Locate the line containing "Extract all readable text from this page." in the data below. Reproduce it and every following line up to the end, exactly as given.

Records supplied ::
◆ ◆ ◆ ◆

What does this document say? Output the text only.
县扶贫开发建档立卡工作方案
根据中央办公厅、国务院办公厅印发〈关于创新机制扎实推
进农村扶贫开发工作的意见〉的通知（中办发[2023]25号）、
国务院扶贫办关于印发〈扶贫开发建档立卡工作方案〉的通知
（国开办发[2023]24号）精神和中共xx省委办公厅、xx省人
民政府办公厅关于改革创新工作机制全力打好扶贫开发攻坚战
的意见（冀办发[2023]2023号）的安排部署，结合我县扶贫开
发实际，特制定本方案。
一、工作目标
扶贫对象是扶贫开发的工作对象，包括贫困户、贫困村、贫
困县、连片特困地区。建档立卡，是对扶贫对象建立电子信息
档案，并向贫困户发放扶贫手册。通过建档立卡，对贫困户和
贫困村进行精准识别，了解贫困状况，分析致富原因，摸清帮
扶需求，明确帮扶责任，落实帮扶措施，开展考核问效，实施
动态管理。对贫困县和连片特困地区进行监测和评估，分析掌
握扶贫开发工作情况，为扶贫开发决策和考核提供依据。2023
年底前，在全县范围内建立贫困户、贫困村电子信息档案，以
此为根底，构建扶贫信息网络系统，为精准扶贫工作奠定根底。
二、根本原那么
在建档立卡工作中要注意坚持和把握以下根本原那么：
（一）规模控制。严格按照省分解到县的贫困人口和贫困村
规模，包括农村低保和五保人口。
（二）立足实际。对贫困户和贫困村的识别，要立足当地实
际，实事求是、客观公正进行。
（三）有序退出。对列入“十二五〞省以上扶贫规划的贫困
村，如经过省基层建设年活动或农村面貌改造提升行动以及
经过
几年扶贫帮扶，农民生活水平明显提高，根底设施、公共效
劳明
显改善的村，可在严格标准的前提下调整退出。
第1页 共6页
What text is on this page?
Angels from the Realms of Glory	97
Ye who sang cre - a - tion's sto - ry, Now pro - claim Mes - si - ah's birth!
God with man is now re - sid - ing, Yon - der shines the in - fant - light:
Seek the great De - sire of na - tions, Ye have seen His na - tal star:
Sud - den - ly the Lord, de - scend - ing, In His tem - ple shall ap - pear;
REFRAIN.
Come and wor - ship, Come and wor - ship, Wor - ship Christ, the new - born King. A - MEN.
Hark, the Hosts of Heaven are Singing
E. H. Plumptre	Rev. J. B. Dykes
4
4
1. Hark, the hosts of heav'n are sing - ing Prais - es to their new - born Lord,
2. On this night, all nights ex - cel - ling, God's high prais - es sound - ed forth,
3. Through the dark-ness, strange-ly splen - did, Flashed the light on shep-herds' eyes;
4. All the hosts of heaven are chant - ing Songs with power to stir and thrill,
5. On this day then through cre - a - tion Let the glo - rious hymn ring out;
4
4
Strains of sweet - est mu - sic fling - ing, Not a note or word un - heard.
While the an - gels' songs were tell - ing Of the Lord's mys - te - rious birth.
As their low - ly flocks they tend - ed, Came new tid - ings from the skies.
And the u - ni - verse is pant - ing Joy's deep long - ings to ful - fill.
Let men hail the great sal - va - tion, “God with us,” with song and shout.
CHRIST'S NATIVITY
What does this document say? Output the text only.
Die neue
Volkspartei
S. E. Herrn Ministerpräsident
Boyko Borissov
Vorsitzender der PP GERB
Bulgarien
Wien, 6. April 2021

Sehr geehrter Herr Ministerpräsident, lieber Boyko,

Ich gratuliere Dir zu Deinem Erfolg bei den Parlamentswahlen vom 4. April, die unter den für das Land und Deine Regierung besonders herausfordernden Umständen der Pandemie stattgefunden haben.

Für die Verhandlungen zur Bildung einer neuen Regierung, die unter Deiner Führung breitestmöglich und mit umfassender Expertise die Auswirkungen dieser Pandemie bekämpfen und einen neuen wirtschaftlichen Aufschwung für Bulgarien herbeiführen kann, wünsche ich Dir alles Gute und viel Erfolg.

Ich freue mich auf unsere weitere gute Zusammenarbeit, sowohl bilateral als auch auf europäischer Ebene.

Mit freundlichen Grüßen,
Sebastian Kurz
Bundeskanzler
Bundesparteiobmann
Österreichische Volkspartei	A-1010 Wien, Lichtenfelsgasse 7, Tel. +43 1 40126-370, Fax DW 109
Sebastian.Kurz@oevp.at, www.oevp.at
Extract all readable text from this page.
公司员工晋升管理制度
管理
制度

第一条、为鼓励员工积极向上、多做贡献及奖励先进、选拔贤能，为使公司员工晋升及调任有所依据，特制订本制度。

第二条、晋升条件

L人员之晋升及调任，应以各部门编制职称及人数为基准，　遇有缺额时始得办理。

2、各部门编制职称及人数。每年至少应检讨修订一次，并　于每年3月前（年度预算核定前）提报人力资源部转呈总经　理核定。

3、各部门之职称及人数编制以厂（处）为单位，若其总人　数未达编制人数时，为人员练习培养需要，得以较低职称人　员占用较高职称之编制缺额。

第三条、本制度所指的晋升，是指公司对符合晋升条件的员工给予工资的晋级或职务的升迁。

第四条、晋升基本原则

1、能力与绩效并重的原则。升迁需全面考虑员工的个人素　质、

◆ ◆ ◆ ◆

Response ::
Extract all readable text from this page.
公司员工晋升管理制度
管理
制度

第一条、为鼓励员工积极向上、多做贡献及奖励先进、选拔贤能，为使公司员工晋升及调任有所依据，特制订本制度。

第二条、晋升条件

L人员之晋升及调任，应以各部门编制职称及人数为基准，　遇有缺额时始得办理。

2、各部门编制职称及人数。每年至少应检讨修订一次，并　于每年3月前（年度预算核定前）提报人力资源部转呈总经　理核定。

3、各部门之职称及人数编制以厂（处）为单位，若其总人　数未达编制人数时，为人员练习培养需要，得以较低职称人　员占用较高职称之编制缺额。

第三条、本制度所指的晋升，是指公司对符合晋升条件的员工给予工资的晋级或职务的升迁。

第四条、晋升基本原则

1、能力与绩效并重的原则。升迁需全面考虑员工的个人素　质、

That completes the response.